*** Opening THE DATA ***

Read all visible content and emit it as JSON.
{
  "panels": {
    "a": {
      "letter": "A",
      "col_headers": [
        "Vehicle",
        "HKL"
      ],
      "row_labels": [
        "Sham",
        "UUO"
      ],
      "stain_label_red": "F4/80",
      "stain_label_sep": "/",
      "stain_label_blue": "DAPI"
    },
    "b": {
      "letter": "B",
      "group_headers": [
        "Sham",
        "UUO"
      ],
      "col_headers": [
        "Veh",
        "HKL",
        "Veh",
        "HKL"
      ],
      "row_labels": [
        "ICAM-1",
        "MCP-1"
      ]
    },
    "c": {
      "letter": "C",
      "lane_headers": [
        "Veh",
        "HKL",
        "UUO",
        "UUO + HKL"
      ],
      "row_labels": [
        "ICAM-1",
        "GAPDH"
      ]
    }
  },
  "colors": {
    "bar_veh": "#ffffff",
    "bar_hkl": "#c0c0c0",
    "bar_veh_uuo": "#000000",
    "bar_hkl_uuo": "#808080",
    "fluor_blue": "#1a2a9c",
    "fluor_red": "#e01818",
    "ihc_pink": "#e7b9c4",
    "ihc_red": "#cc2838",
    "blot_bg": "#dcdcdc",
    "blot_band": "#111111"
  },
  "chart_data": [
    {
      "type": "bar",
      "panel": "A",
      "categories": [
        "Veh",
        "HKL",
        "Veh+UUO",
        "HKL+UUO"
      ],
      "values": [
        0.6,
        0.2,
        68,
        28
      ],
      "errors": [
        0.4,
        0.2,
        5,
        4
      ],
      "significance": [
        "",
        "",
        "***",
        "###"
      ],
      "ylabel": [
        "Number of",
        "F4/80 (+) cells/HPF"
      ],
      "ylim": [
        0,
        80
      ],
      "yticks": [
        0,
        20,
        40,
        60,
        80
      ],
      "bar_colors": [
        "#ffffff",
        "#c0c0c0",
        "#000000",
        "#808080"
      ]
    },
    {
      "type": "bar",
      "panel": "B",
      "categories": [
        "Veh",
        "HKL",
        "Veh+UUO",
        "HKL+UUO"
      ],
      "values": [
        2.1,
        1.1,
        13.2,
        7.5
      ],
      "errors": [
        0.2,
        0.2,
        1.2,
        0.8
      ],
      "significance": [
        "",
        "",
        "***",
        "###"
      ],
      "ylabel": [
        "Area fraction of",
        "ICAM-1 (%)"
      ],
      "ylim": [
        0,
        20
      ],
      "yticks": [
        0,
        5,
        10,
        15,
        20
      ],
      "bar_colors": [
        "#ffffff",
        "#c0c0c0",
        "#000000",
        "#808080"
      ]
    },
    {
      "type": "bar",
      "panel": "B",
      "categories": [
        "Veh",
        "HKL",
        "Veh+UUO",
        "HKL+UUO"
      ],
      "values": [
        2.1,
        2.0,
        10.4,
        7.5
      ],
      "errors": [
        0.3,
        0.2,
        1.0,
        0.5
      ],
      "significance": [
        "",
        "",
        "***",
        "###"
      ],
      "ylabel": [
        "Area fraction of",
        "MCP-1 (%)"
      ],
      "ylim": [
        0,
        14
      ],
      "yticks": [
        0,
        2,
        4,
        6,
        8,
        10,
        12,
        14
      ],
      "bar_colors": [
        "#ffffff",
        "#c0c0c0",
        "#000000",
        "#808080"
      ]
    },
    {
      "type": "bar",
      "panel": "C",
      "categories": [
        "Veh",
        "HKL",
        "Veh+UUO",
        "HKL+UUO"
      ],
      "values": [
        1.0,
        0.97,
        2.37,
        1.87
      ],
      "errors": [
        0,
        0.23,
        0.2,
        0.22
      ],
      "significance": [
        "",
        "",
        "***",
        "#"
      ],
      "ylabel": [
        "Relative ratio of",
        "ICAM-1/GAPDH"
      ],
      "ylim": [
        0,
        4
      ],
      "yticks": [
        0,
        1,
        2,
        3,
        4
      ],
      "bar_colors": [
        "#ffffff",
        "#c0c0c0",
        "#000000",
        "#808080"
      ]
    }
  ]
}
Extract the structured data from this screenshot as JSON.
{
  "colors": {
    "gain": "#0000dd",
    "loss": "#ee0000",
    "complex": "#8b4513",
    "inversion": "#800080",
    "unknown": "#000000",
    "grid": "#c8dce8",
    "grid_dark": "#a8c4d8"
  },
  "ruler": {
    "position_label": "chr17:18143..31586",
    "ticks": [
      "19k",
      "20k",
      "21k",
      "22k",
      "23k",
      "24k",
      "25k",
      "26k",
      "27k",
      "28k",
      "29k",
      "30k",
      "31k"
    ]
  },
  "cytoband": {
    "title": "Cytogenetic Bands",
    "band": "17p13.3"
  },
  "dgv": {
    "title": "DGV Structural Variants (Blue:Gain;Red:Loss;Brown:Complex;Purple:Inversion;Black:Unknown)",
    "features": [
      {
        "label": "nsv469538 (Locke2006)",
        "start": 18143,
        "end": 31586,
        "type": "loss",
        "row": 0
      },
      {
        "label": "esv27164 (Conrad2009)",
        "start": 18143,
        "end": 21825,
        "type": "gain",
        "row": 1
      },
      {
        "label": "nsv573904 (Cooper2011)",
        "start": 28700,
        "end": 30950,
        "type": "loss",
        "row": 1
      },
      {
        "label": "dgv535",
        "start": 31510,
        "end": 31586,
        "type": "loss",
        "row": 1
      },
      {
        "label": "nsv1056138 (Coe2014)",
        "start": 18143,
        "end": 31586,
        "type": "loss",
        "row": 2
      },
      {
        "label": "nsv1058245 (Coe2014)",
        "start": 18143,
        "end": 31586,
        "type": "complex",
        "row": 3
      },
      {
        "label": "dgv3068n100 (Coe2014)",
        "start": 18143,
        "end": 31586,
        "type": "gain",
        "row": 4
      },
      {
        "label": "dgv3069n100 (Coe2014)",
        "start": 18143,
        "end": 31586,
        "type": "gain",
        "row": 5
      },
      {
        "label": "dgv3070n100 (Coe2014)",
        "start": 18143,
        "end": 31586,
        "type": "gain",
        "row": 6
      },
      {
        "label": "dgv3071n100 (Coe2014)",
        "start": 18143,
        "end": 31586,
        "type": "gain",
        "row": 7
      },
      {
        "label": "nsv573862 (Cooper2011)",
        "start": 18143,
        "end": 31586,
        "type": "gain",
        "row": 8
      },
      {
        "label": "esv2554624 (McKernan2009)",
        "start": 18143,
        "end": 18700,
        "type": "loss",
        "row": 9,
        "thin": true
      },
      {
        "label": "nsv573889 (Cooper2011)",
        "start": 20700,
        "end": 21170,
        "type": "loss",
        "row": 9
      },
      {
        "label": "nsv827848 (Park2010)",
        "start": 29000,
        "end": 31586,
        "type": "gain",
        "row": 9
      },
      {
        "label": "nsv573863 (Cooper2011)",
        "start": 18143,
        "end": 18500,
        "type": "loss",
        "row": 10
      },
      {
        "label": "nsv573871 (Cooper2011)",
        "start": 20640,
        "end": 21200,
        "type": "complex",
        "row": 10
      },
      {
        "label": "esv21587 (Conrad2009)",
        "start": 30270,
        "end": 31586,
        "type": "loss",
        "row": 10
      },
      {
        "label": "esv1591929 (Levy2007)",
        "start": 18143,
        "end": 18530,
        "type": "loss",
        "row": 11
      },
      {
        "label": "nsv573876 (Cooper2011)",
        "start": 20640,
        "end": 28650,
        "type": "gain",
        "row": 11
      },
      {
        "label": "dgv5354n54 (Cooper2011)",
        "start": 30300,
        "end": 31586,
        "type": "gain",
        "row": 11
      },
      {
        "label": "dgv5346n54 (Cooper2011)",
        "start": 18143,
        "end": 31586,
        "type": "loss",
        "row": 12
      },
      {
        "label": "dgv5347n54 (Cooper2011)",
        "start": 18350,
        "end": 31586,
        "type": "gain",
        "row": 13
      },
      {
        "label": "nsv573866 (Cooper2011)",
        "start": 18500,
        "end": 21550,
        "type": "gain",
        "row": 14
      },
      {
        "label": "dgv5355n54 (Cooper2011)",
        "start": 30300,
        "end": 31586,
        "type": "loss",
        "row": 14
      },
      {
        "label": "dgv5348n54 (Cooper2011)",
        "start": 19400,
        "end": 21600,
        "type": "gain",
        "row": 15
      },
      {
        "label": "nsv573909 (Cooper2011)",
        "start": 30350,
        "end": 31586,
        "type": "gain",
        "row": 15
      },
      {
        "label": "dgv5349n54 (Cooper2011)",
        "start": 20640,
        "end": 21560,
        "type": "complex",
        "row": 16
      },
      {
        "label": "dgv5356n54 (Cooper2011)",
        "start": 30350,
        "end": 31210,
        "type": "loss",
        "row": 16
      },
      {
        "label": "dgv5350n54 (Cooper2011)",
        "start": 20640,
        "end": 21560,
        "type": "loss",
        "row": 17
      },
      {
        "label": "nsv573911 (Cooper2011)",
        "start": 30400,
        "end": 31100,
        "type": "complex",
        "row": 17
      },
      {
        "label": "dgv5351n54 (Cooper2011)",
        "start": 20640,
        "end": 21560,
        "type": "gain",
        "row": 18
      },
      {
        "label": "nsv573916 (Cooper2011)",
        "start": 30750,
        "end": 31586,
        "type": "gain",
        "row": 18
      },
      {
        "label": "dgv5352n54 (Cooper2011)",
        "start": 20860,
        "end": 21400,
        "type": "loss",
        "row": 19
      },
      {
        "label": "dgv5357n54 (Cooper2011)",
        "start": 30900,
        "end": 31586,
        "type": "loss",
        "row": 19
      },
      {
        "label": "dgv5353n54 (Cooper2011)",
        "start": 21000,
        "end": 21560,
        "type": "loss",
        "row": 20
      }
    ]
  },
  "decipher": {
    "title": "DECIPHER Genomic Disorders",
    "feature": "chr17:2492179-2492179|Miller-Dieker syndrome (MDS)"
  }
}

*** Closing THE DATA ***

◆ TASK OBJECTIVE ◆
Determine how many lines of the entries contain the string "JSON", and reply with nothing but the number.

◆ ANSWER SPACE ◆
2